▶ _EXERCISE DATA_:
%%

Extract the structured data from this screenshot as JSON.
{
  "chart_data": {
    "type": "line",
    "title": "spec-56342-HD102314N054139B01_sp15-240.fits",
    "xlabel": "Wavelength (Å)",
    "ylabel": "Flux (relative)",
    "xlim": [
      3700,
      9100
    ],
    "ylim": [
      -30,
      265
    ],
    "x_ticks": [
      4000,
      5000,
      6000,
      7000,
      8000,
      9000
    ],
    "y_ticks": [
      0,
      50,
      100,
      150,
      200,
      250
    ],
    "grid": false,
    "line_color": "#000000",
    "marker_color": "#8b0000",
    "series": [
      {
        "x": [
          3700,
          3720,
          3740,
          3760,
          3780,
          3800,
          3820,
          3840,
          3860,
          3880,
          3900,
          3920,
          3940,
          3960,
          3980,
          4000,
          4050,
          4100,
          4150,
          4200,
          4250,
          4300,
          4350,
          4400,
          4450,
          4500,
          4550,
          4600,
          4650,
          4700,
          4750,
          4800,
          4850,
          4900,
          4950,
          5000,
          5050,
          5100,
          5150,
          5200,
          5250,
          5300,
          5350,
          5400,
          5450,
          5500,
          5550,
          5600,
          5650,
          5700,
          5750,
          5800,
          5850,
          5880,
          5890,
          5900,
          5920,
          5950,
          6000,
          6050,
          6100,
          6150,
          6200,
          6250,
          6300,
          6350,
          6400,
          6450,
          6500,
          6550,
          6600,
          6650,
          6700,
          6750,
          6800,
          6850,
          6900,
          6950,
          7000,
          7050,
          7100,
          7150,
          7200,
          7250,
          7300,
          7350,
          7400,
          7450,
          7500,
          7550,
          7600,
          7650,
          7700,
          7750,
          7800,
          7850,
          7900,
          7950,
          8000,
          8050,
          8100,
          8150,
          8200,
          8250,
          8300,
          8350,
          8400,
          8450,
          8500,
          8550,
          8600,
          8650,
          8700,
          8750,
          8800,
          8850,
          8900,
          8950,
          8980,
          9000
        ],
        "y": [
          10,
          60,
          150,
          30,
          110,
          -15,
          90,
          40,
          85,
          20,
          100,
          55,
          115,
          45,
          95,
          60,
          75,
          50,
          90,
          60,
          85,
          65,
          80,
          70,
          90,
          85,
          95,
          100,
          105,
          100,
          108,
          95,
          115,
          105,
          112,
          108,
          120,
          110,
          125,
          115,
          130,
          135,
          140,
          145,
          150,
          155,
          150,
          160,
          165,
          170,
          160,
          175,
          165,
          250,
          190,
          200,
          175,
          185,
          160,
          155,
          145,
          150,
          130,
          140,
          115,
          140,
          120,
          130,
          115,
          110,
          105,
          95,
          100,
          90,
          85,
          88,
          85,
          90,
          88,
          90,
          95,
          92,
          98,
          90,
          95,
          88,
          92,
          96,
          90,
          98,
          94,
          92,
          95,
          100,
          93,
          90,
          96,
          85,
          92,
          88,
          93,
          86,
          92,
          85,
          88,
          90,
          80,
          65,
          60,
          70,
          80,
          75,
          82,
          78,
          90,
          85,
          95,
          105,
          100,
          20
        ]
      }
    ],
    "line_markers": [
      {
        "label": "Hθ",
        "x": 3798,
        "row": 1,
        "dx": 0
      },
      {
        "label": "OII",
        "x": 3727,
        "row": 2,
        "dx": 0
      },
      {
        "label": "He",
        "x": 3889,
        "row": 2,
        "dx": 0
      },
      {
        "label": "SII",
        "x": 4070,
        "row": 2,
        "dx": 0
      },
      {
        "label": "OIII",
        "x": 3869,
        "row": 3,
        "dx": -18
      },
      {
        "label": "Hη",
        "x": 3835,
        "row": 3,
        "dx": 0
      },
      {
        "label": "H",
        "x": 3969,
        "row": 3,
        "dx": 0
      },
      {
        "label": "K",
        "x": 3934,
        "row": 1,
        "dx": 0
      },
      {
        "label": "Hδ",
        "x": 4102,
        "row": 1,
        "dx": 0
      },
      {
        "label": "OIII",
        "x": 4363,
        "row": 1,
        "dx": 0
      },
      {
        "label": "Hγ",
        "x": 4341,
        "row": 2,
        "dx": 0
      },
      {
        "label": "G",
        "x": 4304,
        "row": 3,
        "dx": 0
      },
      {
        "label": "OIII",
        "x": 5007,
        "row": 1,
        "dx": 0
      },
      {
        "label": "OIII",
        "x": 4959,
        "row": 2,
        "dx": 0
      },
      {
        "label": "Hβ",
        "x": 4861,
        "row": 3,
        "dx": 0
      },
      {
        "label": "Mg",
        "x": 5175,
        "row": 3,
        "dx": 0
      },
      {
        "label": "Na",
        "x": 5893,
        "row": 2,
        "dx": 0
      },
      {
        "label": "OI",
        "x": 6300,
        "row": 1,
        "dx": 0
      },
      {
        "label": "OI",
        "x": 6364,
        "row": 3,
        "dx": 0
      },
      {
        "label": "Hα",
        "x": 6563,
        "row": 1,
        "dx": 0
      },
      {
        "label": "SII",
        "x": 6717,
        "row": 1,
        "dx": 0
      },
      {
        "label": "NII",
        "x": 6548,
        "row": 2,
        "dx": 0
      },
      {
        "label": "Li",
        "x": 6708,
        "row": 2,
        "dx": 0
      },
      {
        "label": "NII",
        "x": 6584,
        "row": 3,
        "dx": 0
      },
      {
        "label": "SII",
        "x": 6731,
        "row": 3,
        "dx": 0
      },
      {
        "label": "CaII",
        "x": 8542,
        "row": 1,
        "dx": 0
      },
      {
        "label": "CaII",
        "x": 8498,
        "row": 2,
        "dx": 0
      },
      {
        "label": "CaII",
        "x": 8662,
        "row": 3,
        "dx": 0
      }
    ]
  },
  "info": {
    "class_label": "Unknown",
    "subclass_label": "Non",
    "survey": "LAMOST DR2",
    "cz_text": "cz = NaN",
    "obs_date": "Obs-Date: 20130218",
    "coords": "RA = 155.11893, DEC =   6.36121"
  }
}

%%

▶ _DIRECTION_: Exactly as written, please output every entry.

▶ _REPLY TO THE EXERCISE_:
Extract the structured data from this screenshot as JSON.
{
  "chart_data": {
    "type": "line",
    "title": "spec-56342-HD102314N054139B01_sp15-240.fits",
    "xlabel": "Wavelength (Å)",
    "ylabel": "Flux (relative)",
    "xlim": [
      3700,
      9100
    ],
    "ylim": [
      -30,
      265
    ],
    "x_ticks": [
      4000,
      5000,
      6000,
      7000,
      8000,
      9000
    ],
    "y_ticks": [
      0,
      50,
      100,
      150,
      200,
      250
    ],
    "grid": false,
    "line_color": "#000000",
    "marker_color": "#8b0000",
    "series": [
      {
        "x": [
          3700,
          3720,
          3740,
          3760,
          3780,
          3800,
          3820,
          3840,
          3860,
          3880,
          3900,
          3920,
          3940,
          3960,
          3980,
          4000,
          4050,
          4100,
          4150,
          4200,
          4250,
          4300,
          4350,
          4400,
          4450,
          4500,
          4550,
          4600,
          4650,
          4700,
          4750,
          4800,
          4850,
          4900,
          4950,
          5000,
          5050,
          5100,
          5150,
          5200,
          5250,
          5300,
          5350,
          5400,
          5450,
          5500,
          5550,
          5600,
          5650,
          5700,
          5750,
          5800,
          5850,
          5880,
          5890,
          5900,
          5920,
          5950,
          6000,
          6050,
          6100,
          6150,
          6200,
          6250,
          6300,
          6350,
          6400,
          6450,
          6500,
          6550,
          6600,
          6650,
          6700,
          6750,
          6800,
          6850,
          6900,
          6950,
          7000,
          7050,
          7100,
          7150,
          7200,
          7250,
          7300,
          7350,
          7400,
          7450,
          7500,
          7550,
          7600,
          7650,
          7700,
          7750,
          7800,
          7850,
          7900,
          7950,
          8000,
          8050,
          8100,
          8150,
          8200,
          8250,
          8300,
          8350,
          8400,
          8450,
          8500,
          8550,
          8600,
          8650,
          8700,
          8750,
          8800,
          8850,
          8900,
          8950,
          8980,
          9000
        ],
        "y": [
          10,
          60,
          150,
          30,
          110,
          -15,
          90,
          40,
          85,
          20,
          100,
          55,
          115,
          45,
          95,
          60,
          75,
          50,
          90,
          60,
          85,
          65,
          80,
          70,
          90,
          85,
          95,
          100,
          105,
          100,
          108,
          95,
          115,
          105,
          112,
          108,
          120,
          110,
          125,
          115,
          130,
          135,
          140,
          145,
          150,
          155,
          150,
          160,
          165,
          170,
          160,
          175,
          165,
          250,
          190,
          200,
          175,
          185,
          160,
          155,
          145,
          150,
          130,
          140,
          115,
          140,
          120,
          130,
          115,
          110,
          105,
          95,
          100,
          90,
          85,
          88,
          85,
          90,
          88,
          90,
          95,
          92,
          98,
          90,
          95,
          88,
          92,
          96,
          90,
          98,
          94,
          92,
          95,
          100,
          93,
          90,
          96,
          85,
          92,
          88,
          93,
          86,
          92,
          85,
          88,
          90,
          80,
          65,
          60,
          70,
          80,
          75,
          82,
          78,
          90,
          85,
          95,
          105,
          100,
          20
        ]
      }
    ],
    "line_markers": [
      {
        "label": "Hθ",
        "x": 3798,
        "row": 1,
        "dx": 0
      },
      {
        "label": "OII",
        "x": 3727,
        "row": 2,
        "dx": 0
      },
      {
        "label": "He",
        "x": 3889,
        "row": 2,
        "dx": 0
      },
      {
        "label": "SII",
        "x": 4070,
        "row": 2,
        "dx": 0
      },
      {
        "label": "OIII",
        "x": 3869,
        "row": 3,
        "dx": -18
      },
      {
        "label": "Hη",
        "x": 3835,
        "row": 3,
        "dx": 0
      },
      {
        "label": "H",
        "x": 3969,
        "row": 3,
        "dx": 0
      },
      {
        "label": "K",
        "x": 3934,
        "row": 1,
        "dx": 0
      },
      {
        "label": "Hδ",
        "x": 4102,
        "row": 1,
        "dx": 0
      },
      {
        "label": "OIII",
        "x": 4363,
        "row": 1,
        "dx": 0
      },
      {
        "label": "Hγ",
        "x": 4341,
        "row": 2,
        "dx": 0
      },
      {
        "label": "G",
        "x": 4304,
        "row": 3,
        "dx": 0
      },
      {
        "label": "OIII",
        "x": 5007,
        "row": 1,
        "dx": 0
      },
      {
        "label": "OIII",
        "x": 4959,
        "row": 2,
        "dx": 0
      },
      {
        "label": "Hβ",
        "x": 4861,
        "row": 3,
        "dx": 0
      },
      {
        "label": "Mg",
        "x": 5175,
        "row": 3,
        "dx": 0
      },
      {
        "label": "Na",
        "x": 5893,
        "row": 2,
        "dx": 0
      },
      {
        "label": "OI",
        "x": 6300,
        "row": 1,
        "dx": 0
      },
      {
        "label": "OI",
        "x": 6364,
        "row": 3,
        "dx": 0
      },
      {
        "label": "Hα",
        "x": 6563,
        "row": 1,
        "dx": 0
      },
      {
        "label": "SII",
        "x": 6717,
        "row": 1,
        "dx": 0
      },
      {
        "label": "NII",
        "x": 6548,
        "row": 2,
        "dx": 0
      },
      {
        "label": "Li",
        "x": 6708,
        "row": 2,
        "dx": 0
      },
      {
        "label": "NII",
        "x": 6584,
        "row": 3,
        "dx": 0
      },
      {
        "label": "SII",
        "x": 6731,
        "row": 3,
        "dx": 0
      },
      {
        "label": "CaII",
        "x": 8542,
        "row": 1,
        "dx": 0
      },
      {
        "label": "CaII",
        "x": 8498,
        "row": 2,
        "dx": 0
      },
      {
        "label": "CaII",
        "x": 8662,
        "row": 3,
        "dx": 0
      }
    ]
  },
  "info": {
    "class_label": "Unknown",
    "subclass_label": "Non",
    "survey": "LAMOST DR2",
    "cz_text": "cz = NaN",
    "obs_date": "Obs-Date: 20130218",
    "coords": "RA = 155.11893, DEC =   6.36121"
  }
}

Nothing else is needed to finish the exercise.